[Recorded data]
┄┄┄┄┄┄┄┄┄┄┄┄┄┄┄┄┄┄┄┄

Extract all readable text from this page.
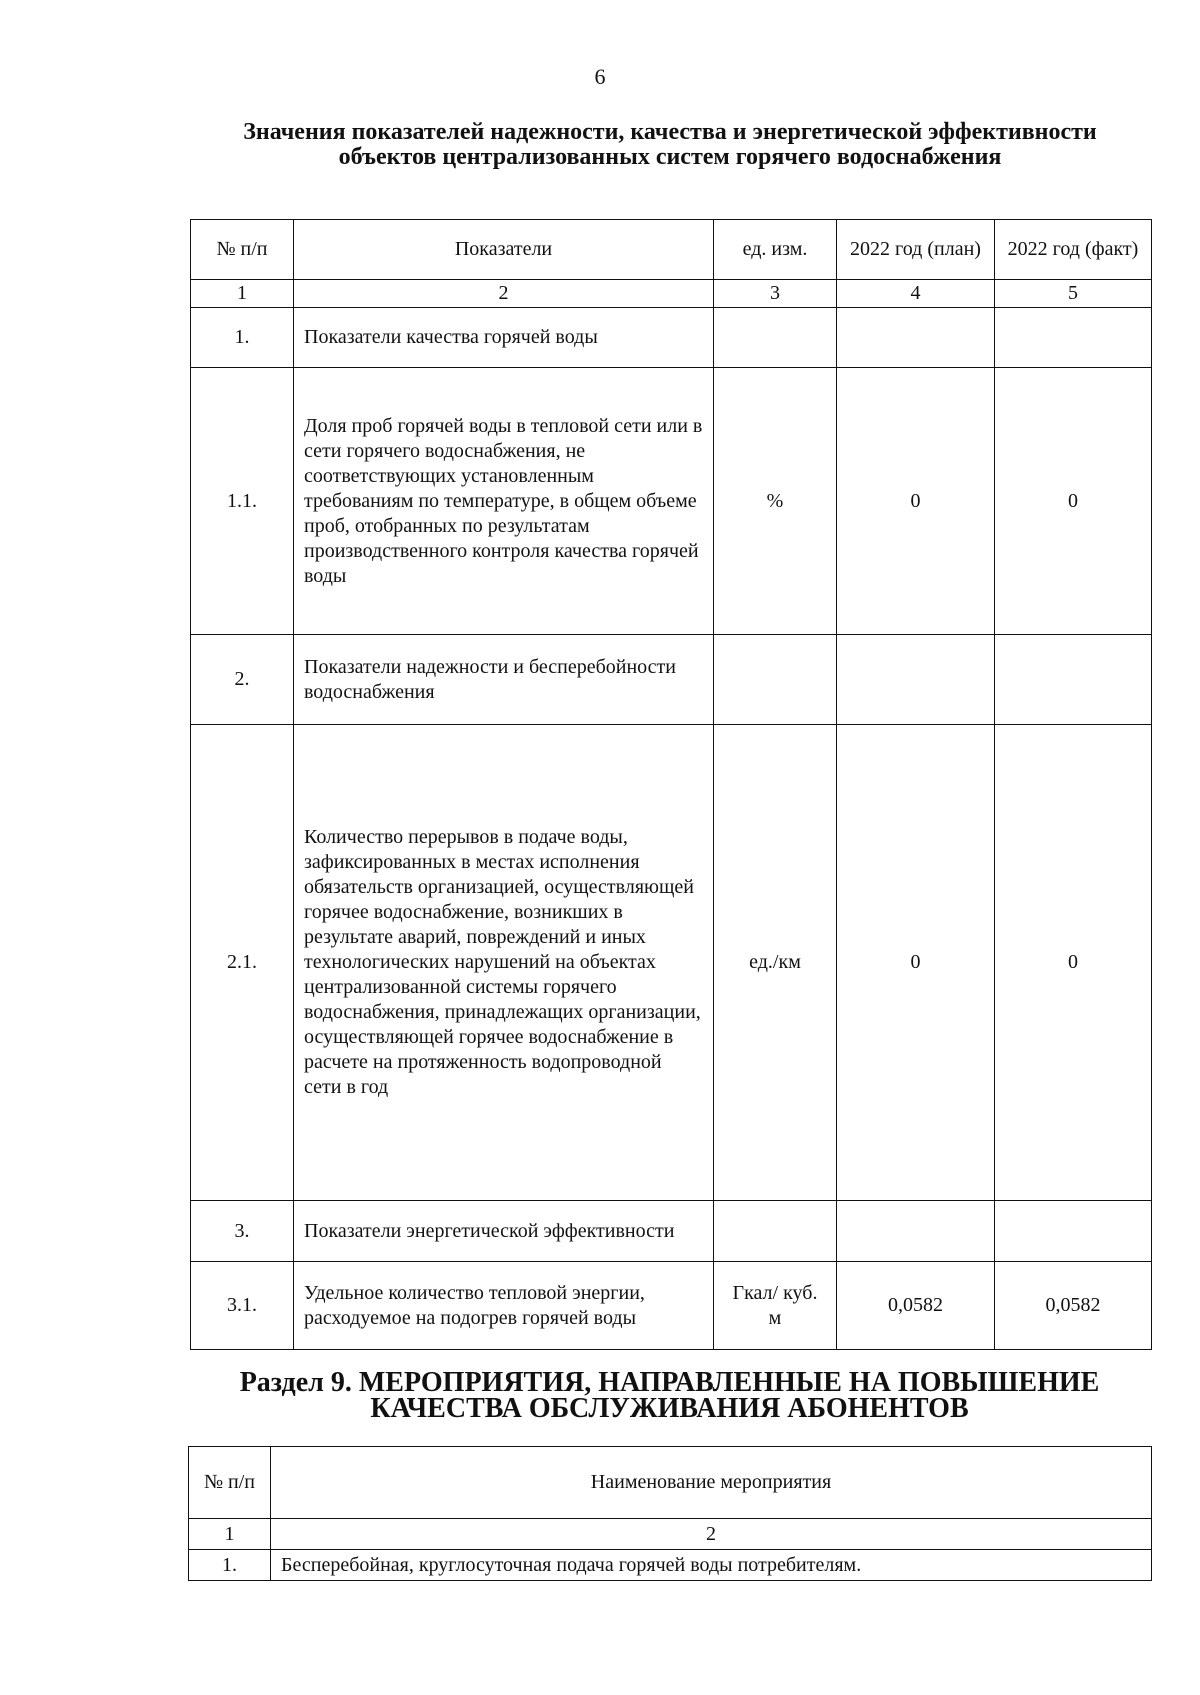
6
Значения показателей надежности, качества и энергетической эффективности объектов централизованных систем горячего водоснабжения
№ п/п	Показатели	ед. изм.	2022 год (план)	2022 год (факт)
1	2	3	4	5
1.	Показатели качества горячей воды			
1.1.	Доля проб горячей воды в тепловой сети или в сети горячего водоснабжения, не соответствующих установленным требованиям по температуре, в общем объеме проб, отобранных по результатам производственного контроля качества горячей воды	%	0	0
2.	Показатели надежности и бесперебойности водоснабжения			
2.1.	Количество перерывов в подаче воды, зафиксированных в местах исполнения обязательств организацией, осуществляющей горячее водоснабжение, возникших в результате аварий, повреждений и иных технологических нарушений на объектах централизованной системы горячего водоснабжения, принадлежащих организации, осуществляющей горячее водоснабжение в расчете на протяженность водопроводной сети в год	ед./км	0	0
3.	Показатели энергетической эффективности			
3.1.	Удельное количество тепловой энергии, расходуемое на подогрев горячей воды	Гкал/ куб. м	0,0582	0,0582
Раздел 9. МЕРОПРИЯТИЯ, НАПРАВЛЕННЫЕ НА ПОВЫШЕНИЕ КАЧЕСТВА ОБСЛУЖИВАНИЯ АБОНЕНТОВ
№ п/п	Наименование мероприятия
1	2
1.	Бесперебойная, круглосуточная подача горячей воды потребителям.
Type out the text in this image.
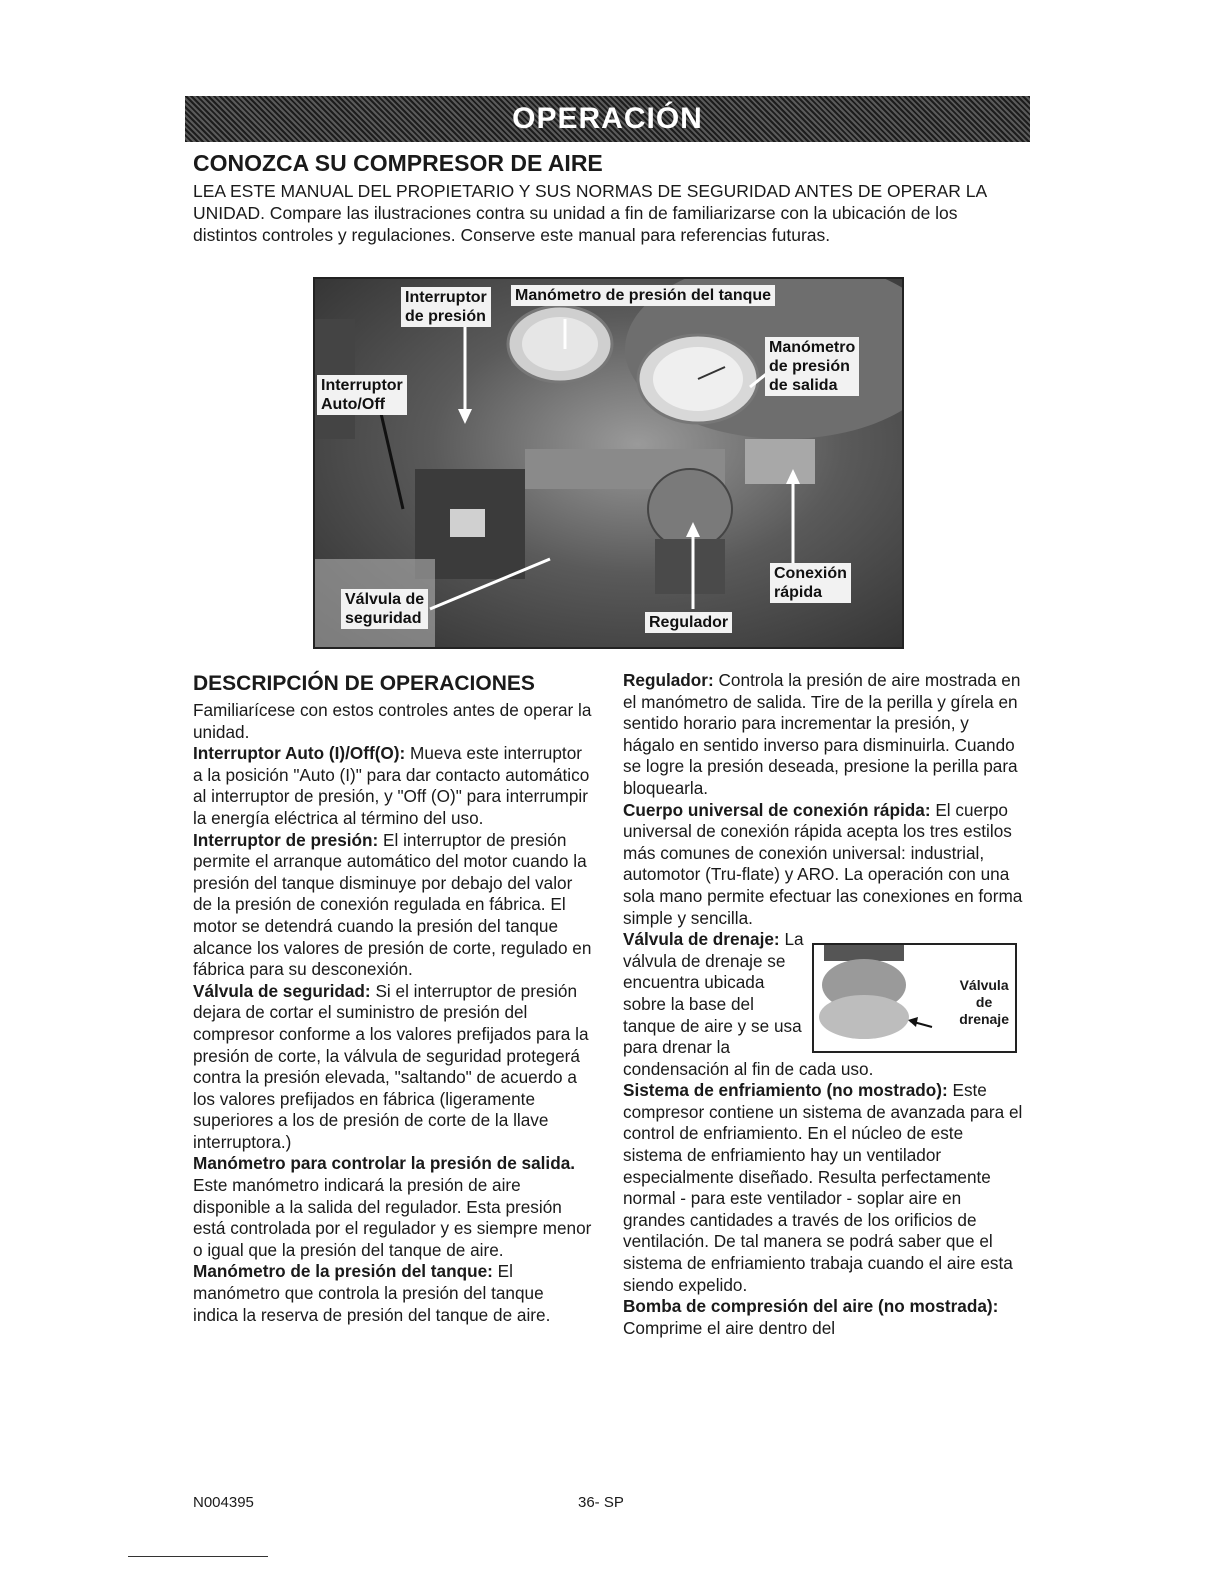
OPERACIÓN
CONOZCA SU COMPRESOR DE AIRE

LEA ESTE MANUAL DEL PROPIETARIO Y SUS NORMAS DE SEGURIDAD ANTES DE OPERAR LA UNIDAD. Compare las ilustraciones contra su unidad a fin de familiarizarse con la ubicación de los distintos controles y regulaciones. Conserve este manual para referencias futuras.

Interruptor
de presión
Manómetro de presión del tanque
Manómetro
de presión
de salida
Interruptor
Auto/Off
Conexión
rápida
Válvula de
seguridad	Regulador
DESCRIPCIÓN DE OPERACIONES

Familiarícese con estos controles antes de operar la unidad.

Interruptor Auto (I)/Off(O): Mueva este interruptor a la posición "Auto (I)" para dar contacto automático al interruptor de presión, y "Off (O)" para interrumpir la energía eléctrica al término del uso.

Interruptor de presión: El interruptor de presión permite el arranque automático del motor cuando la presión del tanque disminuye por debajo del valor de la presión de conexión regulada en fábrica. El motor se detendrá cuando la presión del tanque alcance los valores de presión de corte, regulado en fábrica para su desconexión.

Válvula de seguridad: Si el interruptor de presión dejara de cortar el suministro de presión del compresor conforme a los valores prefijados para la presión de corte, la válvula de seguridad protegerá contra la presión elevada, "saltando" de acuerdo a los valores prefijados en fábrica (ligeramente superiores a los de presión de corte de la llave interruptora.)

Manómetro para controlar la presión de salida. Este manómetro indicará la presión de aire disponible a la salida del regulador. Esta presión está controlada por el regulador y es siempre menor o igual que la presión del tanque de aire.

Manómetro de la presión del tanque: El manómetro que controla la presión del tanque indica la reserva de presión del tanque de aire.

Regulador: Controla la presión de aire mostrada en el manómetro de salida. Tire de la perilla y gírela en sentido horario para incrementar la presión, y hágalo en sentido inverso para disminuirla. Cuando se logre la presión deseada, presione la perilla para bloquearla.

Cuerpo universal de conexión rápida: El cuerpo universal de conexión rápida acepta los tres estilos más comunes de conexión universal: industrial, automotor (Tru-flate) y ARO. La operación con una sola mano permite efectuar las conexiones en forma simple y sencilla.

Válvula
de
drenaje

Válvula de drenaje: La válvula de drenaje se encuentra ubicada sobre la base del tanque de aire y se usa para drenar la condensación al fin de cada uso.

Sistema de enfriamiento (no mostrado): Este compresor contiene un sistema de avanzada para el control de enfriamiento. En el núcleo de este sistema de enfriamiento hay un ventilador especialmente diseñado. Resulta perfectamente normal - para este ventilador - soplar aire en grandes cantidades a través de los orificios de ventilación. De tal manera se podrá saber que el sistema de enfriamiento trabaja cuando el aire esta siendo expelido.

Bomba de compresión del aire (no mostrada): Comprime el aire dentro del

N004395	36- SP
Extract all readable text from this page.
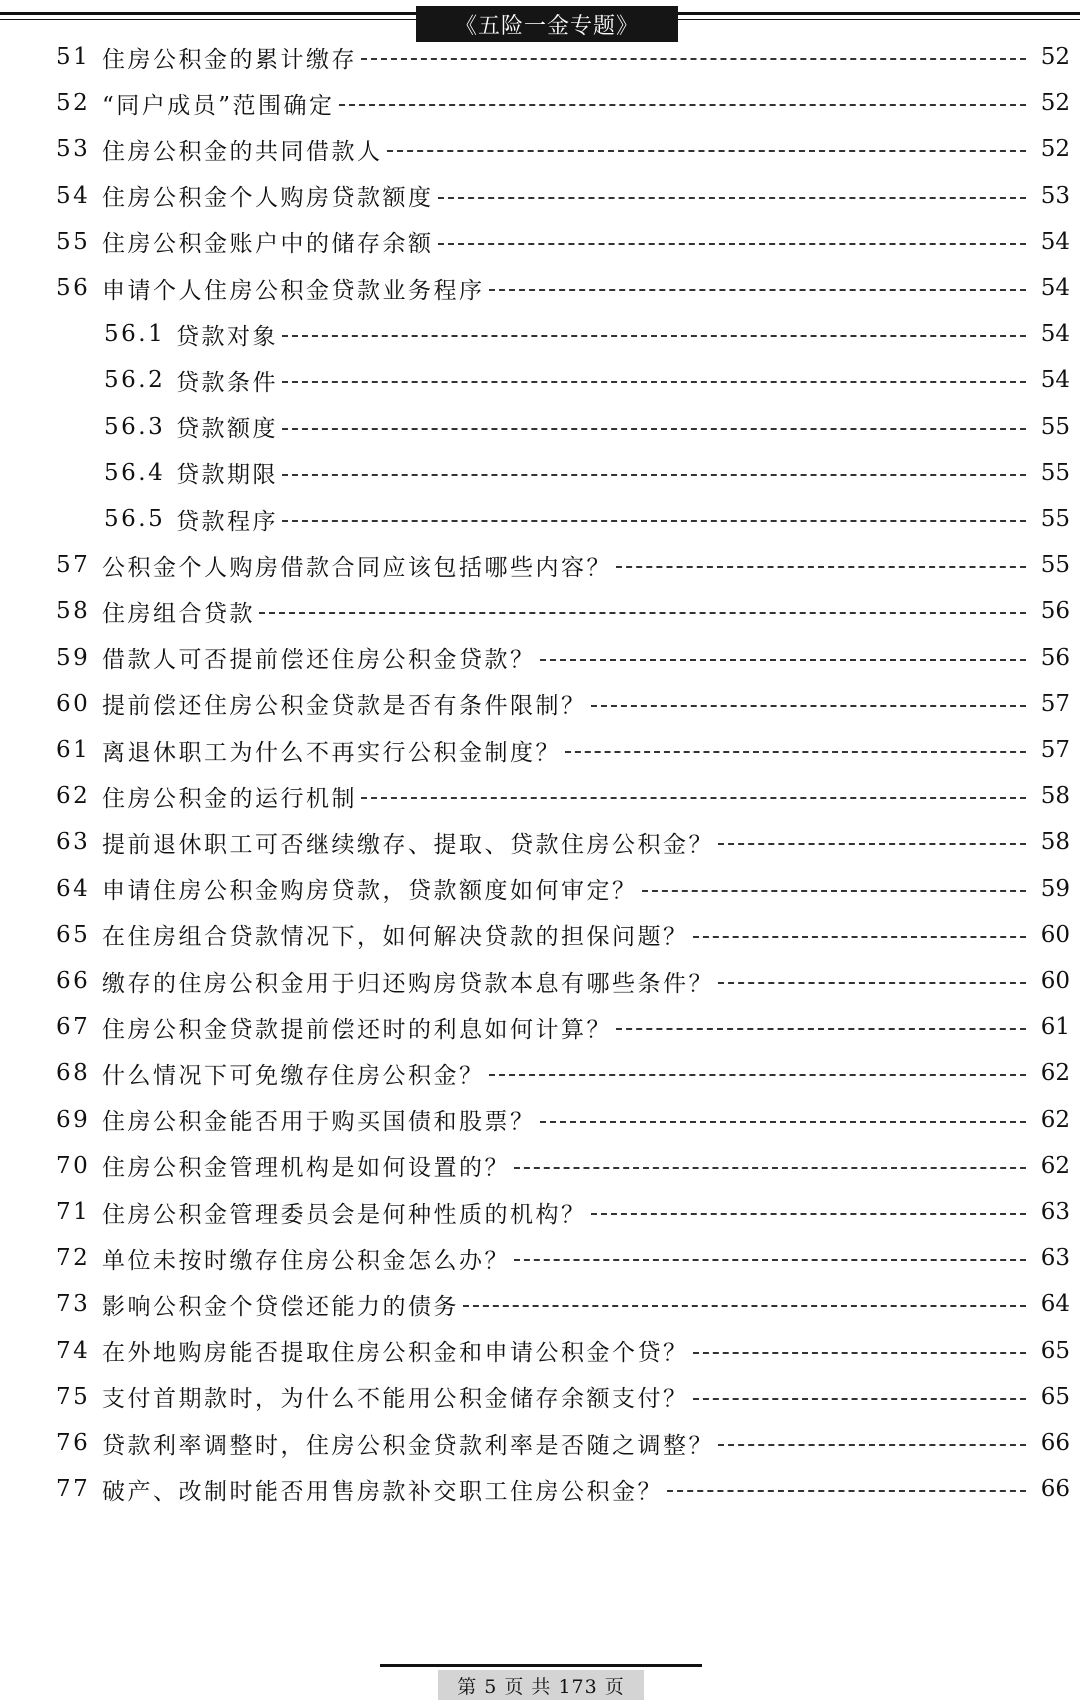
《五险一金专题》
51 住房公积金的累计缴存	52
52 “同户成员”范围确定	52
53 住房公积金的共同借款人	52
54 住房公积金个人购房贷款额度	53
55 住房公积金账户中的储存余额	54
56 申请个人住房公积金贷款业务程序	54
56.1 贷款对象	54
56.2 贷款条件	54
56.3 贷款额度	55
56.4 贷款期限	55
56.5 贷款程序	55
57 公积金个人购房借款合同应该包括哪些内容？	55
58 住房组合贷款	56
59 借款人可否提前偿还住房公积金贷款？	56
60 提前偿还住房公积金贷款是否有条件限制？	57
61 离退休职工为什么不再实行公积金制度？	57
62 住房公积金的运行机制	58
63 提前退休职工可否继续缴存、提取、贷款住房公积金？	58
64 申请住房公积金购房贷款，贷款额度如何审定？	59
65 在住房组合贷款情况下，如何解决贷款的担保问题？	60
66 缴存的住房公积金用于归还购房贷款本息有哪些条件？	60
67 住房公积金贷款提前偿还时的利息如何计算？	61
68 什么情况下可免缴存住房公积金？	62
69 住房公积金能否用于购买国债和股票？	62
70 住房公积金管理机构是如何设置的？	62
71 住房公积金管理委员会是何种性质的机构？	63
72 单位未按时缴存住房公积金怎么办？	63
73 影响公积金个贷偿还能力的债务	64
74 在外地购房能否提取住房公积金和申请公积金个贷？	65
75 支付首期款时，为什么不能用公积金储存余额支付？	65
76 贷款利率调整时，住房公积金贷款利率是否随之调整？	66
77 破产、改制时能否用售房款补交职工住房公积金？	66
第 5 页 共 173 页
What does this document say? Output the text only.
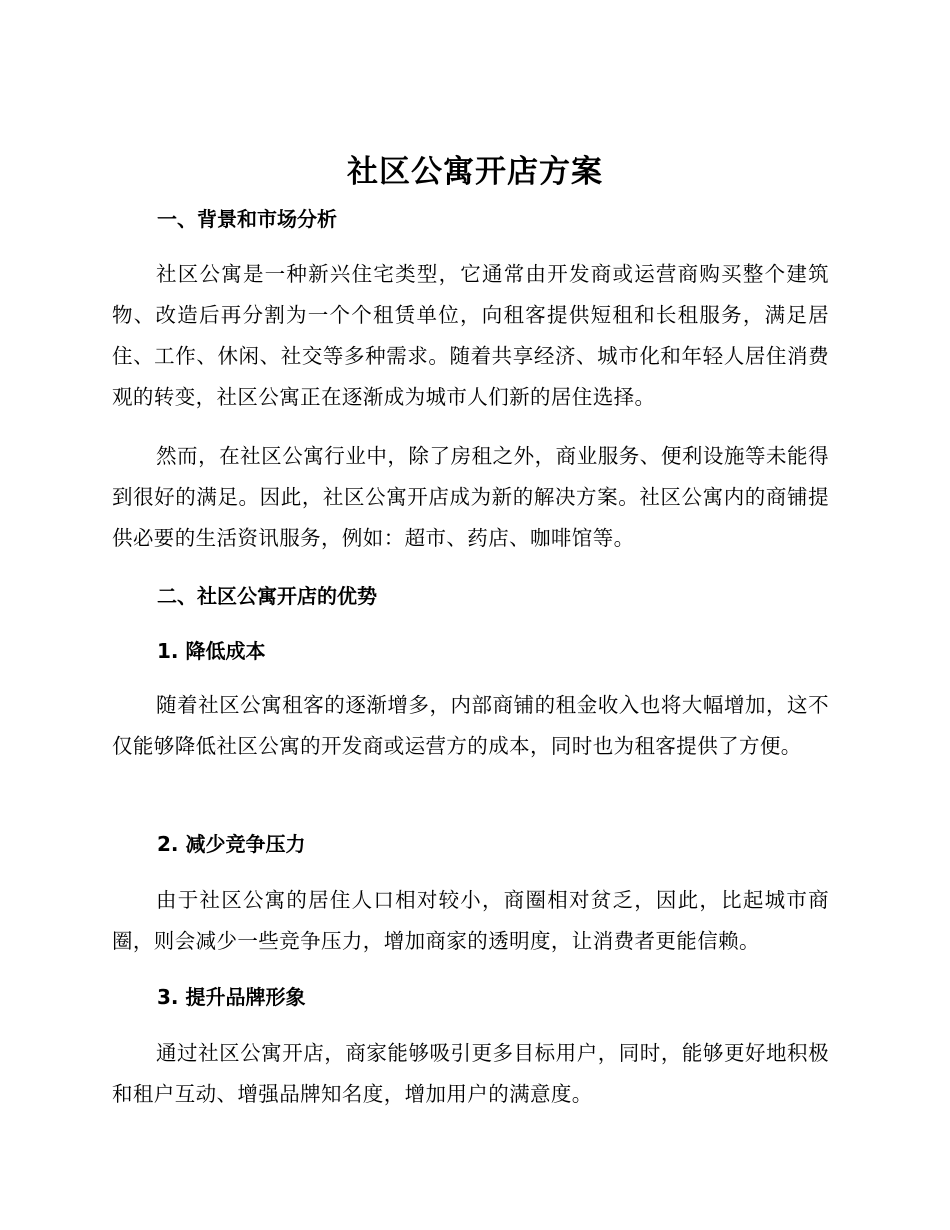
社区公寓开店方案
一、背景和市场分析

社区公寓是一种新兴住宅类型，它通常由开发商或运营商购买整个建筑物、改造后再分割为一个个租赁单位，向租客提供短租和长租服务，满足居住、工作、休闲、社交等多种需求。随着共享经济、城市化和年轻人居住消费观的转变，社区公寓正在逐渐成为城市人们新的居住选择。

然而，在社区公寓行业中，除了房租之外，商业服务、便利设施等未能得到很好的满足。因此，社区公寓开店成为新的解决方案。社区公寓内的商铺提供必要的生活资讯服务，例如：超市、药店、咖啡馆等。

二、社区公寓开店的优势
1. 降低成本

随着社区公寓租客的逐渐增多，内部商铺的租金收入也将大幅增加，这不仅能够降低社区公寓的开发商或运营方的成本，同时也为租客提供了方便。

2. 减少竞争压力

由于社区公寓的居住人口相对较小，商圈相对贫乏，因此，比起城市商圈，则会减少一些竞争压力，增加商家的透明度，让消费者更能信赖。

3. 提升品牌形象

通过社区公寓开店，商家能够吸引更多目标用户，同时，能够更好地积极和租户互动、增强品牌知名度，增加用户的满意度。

┄┄┄┄┄┄┄┄┄┄┄┄┄┄┄┄┄┄┄┄

[Task requirements] Extract every line that has the string "надежности" in it.

[Output of the task]
Значения показателей надежности, качества и энергетической эффективности объектов централизованных систем горячего водоснабжения
2.	Показатели надежности и бесперебойности водоснабжения			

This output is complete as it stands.